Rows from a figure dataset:
=-=-=

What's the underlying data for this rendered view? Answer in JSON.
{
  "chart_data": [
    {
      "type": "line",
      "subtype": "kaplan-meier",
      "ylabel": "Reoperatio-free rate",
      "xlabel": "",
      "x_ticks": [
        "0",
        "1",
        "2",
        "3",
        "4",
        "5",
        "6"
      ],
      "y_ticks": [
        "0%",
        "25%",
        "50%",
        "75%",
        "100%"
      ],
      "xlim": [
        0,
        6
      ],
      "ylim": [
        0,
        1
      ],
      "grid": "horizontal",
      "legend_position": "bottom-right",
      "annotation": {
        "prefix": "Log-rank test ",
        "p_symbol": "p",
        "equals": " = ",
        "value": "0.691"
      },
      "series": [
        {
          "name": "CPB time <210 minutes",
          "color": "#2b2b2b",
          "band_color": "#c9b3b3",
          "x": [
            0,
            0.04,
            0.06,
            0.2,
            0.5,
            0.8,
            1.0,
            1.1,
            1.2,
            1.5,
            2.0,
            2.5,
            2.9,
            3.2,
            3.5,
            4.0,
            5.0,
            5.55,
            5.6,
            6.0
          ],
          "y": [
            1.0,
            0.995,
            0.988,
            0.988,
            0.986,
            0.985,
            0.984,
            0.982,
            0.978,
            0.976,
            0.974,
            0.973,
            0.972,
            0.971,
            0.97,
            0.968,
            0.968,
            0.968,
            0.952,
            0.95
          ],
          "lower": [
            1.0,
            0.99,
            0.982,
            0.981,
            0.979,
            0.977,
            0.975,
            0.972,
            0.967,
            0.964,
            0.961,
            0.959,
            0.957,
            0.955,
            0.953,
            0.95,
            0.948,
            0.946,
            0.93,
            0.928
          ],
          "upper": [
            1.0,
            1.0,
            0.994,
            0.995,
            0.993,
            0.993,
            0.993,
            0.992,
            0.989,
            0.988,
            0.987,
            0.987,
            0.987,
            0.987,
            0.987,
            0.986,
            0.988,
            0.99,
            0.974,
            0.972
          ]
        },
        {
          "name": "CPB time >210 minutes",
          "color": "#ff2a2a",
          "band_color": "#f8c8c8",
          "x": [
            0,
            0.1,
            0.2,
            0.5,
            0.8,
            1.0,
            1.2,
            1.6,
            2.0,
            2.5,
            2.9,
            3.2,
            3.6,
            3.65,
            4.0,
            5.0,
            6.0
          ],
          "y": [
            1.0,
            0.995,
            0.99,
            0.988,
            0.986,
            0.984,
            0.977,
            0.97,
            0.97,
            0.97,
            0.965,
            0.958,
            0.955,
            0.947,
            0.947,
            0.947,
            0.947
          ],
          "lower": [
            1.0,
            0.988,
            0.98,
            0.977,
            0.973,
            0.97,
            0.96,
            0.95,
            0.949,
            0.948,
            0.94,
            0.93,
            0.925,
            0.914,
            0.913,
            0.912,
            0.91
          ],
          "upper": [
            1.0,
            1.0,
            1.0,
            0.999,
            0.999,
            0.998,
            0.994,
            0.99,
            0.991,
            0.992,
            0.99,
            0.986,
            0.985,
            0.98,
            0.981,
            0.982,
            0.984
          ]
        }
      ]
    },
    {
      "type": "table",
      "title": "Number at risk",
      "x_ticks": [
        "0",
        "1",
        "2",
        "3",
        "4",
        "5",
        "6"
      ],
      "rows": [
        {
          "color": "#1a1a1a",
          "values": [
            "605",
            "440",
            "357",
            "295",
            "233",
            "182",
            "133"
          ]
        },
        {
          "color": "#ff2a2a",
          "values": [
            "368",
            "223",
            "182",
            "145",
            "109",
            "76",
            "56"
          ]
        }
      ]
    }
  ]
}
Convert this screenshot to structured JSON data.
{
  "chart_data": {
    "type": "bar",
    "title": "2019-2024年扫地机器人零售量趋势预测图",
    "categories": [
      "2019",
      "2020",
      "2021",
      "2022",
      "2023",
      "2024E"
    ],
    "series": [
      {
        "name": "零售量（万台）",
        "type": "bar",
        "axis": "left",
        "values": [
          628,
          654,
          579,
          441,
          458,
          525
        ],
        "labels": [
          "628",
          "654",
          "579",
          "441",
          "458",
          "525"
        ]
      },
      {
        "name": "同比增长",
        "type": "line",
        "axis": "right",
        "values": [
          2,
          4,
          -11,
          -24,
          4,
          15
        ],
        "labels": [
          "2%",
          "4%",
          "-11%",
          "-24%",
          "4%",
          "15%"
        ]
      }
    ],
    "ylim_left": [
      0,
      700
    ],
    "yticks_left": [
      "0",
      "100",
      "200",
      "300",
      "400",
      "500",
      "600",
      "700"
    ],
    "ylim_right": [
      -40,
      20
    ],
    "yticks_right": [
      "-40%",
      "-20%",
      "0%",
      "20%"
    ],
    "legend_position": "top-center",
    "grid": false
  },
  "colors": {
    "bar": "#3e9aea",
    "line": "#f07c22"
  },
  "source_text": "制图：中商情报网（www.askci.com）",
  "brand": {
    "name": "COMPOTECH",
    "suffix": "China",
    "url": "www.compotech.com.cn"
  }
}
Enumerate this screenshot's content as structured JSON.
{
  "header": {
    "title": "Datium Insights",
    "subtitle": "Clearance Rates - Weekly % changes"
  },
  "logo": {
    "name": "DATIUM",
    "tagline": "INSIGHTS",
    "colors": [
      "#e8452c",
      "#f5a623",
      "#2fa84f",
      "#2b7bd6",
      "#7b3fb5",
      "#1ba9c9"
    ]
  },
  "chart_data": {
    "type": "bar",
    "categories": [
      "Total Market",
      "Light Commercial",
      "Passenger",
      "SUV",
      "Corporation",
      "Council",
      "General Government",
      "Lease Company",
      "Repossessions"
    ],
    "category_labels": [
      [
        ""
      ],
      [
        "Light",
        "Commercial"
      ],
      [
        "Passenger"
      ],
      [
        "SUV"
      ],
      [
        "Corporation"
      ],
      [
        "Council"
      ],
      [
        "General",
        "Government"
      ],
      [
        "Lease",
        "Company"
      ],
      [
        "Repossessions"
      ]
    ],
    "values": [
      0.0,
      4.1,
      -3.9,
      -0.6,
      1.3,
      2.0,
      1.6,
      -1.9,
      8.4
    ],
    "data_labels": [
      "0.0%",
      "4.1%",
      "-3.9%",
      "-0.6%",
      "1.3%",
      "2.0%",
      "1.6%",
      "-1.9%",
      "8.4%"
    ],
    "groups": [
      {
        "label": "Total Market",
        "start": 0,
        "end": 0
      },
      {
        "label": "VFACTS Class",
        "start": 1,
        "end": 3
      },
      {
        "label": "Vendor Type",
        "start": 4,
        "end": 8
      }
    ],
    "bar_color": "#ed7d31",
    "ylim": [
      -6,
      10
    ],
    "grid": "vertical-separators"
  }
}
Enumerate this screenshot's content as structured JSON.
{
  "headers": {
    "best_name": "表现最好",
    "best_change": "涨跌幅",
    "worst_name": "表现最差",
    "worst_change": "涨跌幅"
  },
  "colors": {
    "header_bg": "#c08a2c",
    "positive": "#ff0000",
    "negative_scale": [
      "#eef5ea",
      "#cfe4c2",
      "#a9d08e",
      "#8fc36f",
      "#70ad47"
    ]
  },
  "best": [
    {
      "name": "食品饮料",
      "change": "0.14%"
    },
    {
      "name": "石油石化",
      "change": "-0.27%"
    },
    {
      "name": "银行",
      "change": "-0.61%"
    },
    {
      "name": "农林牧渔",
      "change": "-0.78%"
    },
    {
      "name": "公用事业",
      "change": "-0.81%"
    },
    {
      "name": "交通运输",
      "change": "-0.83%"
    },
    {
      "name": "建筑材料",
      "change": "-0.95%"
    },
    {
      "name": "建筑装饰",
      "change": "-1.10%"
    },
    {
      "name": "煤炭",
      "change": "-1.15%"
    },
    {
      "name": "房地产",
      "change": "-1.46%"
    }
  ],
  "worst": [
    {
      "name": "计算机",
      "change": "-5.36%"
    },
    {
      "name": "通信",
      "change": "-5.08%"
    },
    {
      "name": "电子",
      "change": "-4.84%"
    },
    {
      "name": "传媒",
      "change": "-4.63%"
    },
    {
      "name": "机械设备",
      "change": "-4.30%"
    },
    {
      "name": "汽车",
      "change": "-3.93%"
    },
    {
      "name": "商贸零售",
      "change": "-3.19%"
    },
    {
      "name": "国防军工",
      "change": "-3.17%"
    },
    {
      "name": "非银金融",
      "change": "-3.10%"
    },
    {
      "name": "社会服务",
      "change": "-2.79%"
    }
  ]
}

=-=-=

» **Exercise directions**
In the records above, locate each line with the word "this". Copy all such lines.

» **Right answer**
What's the underlying data for this rendered view? Answer in JSON.
Convert this screenshot to structured JSON data.
Enumerate this screenshot's content as structured JSON.
Enumerate this screenshot's content as structured JSON.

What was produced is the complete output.